Problem description = Select the lines that contain "Average" and copy each of them.

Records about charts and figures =
# # #
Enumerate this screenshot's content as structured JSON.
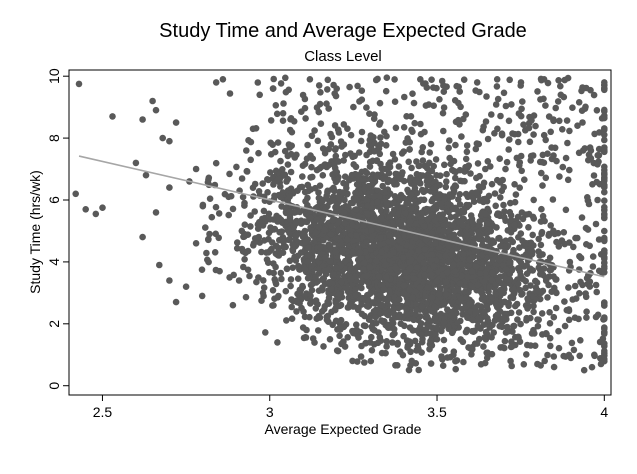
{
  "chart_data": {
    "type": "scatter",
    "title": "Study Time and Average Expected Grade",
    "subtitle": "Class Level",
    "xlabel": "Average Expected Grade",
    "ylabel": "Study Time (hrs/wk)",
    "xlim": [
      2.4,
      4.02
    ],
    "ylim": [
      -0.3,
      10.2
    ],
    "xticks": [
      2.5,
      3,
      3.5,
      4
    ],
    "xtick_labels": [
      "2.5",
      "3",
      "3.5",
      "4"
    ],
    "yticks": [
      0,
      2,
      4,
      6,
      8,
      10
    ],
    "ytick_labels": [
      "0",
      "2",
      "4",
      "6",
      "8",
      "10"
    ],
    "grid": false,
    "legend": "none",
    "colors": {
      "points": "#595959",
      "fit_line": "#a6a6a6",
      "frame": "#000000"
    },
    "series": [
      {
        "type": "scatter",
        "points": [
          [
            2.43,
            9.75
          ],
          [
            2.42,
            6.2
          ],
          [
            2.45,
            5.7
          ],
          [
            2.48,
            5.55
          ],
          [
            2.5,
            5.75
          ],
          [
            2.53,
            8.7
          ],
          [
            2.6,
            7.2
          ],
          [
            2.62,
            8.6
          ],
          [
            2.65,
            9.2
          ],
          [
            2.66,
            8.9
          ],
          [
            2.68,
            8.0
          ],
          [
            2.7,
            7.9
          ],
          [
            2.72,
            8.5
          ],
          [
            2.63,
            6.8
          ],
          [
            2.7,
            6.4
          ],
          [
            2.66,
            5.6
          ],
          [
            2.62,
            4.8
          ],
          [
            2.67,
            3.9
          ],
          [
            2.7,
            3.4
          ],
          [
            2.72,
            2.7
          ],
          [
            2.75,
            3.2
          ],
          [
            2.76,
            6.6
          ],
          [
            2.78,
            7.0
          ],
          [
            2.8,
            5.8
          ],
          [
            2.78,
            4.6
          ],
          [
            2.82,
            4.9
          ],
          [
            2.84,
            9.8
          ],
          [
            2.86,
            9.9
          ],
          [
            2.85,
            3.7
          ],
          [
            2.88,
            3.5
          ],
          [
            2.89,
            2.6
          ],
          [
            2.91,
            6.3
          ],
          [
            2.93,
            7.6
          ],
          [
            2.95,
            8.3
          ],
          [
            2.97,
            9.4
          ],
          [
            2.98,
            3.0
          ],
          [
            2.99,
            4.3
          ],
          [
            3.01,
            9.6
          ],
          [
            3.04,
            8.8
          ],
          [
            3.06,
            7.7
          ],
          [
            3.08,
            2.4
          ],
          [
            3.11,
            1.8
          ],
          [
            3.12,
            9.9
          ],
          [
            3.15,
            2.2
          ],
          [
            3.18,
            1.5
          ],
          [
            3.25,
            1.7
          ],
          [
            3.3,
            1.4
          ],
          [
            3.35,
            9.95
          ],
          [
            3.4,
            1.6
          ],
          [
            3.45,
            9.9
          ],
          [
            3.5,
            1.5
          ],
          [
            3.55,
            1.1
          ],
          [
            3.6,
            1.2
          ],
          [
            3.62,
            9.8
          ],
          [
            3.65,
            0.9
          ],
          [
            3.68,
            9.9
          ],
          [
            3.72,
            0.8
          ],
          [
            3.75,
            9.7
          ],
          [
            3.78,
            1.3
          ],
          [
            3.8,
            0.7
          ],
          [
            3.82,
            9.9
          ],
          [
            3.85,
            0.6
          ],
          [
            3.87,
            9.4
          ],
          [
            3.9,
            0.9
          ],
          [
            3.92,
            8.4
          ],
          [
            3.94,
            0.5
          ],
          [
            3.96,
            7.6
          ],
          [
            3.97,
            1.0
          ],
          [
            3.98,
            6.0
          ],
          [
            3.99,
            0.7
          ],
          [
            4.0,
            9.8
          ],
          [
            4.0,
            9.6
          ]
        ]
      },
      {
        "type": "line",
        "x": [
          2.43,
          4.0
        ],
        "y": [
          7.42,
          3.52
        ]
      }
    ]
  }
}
# # #
Output for this task =
    "title": "Study Time and Average Expected Grade",
    "xlabel": "Average Expected Grade",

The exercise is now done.